--- Start DATA LISTING ---
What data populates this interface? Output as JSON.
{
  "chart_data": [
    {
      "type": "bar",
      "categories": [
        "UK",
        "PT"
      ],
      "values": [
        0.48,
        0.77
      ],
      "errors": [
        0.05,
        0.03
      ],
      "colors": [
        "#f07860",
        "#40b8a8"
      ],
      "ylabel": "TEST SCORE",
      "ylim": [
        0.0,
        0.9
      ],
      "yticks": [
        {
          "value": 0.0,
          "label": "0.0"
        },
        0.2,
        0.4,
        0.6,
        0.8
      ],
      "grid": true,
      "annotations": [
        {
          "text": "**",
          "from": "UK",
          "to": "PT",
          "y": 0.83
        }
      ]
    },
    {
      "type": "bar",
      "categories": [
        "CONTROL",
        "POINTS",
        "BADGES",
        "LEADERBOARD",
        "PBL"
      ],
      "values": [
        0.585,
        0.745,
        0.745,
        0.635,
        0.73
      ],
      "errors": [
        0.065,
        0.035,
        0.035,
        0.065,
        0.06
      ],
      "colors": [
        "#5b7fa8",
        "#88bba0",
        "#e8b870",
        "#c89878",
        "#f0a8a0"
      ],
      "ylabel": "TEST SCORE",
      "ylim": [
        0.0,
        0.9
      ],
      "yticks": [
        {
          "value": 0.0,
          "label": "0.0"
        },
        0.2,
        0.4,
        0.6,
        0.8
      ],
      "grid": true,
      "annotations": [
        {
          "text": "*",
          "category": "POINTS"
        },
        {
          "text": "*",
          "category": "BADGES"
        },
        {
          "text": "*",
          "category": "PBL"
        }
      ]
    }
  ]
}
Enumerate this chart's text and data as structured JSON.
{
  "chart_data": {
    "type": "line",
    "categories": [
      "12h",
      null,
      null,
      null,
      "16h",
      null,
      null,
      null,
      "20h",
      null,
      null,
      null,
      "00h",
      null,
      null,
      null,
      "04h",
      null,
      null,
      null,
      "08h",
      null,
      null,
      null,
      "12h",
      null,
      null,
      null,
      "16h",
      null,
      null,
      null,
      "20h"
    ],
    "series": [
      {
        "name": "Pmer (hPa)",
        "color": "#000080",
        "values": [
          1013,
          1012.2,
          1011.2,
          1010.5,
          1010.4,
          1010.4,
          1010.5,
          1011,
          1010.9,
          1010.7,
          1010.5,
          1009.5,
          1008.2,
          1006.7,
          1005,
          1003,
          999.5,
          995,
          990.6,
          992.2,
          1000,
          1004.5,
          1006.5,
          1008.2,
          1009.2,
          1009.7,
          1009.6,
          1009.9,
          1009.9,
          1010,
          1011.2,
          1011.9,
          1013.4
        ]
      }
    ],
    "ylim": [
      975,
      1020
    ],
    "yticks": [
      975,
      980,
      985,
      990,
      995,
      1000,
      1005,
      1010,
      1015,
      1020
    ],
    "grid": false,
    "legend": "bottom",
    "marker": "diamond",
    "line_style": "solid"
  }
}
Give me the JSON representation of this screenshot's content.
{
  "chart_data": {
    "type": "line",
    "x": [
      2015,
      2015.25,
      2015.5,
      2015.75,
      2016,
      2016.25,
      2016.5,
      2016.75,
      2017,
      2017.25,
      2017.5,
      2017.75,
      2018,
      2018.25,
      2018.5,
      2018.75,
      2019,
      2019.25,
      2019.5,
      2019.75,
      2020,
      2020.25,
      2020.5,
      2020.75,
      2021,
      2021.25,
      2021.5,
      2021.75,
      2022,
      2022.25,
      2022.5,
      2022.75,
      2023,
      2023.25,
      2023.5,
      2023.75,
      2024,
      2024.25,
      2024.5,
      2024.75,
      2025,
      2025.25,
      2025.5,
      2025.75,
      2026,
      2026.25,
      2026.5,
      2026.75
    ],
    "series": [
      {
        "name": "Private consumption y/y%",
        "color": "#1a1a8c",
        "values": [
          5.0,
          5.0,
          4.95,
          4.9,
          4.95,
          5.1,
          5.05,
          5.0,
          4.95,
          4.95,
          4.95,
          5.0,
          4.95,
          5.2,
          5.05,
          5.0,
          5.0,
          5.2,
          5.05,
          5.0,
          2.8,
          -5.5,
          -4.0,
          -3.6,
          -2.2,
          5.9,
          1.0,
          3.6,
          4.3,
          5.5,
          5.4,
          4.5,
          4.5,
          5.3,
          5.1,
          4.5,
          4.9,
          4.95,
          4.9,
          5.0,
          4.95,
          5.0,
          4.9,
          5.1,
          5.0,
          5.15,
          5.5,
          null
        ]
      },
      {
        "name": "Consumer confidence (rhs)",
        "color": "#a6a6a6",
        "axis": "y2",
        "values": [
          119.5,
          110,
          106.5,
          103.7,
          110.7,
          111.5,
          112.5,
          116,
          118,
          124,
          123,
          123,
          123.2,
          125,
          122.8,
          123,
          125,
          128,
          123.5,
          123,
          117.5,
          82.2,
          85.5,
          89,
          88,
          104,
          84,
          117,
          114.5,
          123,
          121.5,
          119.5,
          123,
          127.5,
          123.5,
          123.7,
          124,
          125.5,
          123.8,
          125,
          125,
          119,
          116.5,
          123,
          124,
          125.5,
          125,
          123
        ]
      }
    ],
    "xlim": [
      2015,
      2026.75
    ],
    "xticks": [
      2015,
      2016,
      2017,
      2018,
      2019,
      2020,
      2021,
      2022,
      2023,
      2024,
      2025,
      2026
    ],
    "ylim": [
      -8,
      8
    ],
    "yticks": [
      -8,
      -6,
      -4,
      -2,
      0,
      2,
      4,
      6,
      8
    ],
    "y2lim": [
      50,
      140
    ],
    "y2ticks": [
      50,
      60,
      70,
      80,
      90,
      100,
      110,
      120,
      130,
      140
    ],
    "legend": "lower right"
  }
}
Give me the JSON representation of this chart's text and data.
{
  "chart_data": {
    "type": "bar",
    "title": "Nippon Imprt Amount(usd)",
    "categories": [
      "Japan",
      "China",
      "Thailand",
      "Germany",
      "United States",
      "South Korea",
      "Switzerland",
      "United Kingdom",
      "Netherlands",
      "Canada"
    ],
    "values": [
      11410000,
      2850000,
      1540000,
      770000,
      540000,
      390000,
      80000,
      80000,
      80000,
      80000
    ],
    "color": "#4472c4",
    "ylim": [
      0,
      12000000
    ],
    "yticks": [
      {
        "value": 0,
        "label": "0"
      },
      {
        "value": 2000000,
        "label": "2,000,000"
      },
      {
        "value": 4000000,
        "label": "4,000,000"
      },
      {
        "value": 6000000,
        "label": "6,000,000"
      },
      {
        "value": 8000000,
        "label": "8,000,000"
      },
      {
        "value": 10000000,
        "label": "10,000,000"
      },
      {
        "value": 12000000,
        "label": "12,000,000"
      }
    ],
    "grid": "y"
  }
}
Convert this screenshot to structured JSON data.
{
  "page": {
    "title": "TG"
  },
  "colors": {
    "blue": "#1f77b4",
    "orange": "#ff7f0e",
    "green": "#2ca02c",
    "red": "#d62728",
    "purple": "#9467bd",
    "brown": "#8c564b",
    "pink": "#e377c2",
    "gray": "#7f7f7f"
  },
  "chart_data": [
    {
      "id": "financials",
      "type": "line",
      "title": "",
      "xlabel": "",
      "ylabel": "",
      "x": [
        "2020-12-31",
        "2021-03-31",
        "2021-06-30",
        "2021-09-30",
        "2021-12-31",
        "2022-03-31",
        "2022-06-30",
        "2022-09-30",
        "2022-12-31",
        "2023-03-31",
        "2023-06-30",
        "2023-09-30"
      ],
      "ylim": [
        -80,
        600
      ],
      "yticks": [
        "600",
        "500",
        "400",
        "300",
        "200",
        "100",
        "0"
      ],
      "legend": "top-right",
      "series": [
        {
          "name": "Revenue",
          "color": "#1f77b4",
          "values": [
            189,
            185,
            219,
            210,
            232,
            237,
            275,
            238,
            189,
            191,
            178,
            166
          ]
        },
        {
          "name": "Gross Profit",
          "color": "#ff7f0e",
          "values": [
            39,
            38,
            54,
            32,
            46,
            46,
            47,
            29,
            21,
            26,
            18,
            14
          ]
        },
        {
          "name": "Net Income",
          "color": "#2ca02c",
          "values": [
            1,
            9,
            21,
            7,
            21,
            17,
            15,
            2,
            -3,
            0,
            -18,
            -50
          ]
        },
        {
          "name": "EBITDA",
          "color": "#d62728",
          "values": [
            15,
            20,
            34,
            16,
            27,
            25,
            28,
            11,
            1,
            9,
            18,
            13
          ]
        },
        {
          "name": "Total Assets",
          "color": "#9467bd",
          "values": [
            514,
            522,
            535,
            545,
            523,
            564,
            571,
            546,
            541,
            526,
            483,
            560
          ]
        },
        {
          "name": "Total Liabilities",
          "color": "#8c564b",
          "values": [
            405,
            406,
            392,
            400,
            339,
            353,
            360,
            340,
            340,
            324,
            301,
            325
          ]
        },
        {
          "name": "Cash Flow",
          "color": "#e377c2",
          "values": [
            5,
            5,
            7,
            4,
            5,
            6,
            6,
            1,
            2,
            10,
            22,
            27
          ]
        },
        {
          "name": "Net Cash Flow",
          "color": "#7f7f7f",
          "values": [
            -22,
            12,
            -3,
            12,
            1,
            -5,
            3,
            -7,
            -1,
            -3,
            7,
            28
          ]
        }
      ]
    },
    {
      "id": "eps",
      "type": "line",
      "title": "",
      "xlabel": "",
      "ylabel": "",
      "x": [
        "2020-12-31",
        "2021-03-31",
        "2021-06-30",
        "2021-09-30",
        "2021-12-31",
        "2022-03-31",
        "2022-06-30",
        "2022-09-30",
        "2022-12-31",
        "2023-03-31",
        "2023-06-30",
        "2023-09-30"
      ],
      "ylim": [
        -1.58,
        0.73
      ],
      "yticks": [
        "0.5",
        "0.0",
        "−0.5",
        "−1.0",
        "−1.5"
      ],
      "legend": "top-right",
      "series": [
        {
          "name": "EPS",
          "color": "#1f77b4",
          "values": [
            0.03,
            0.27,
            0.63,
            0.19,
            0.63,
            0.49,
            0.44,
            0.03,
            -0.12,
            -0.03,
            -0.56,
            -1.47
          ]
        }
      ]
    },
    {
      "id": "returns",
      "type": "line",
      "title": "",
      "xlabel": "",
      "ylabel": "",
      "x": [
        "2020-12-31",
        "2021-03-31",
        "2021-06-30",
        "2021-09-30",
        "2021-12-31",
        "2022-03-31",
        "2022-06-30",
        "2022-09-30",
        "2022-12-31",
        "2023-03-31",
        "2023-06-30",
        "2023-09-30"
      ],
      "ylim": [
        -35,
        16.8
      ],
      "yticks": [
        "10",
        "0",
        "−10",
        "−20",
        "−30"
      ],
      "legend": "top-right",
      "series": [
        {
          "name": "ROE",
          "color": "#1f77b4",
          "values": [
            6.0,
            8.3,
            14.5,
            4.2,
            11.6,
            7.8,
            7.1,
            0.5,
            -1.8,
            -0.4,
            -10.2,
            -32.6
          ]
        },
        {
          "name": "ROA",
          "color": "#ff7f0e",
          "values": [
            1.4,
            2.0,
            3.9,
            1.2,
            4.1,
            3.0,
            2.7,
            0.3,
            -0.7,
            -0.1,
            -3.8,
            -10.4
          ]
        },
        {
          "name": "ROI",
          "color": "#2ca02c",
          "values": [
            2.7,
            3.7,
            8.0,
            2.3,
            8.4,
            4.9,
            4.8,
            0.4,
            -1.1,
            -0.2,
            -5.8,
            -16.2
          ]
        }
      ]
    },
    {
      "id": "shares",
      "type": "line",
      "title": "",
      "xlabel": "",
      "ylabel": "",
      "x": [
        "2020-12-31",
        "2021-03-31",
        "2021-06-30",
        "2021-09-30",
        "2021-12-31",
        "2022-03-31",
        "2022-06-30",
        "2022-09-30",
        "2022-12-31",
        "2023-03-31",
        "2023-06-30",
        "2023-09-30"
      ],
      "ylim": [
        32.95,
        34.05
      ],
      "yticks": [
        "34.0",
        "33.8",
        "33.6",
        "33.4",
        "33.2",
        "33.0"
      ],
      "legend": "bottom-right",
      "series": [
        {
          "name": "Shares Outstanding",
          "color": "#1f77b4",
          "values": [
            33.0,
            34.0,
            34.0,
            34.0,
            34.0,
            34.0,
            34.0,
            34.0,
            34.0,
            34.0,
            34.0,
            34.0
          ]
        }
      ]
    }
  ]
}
--- End DATA LISTING ---
### PROBLEM TO WORK ON
Select and copy every line of the material that holds the string "Total".

### ANSWER TO THE TASK
          "name": "Total Assets",
          "name": "Total Liabilities",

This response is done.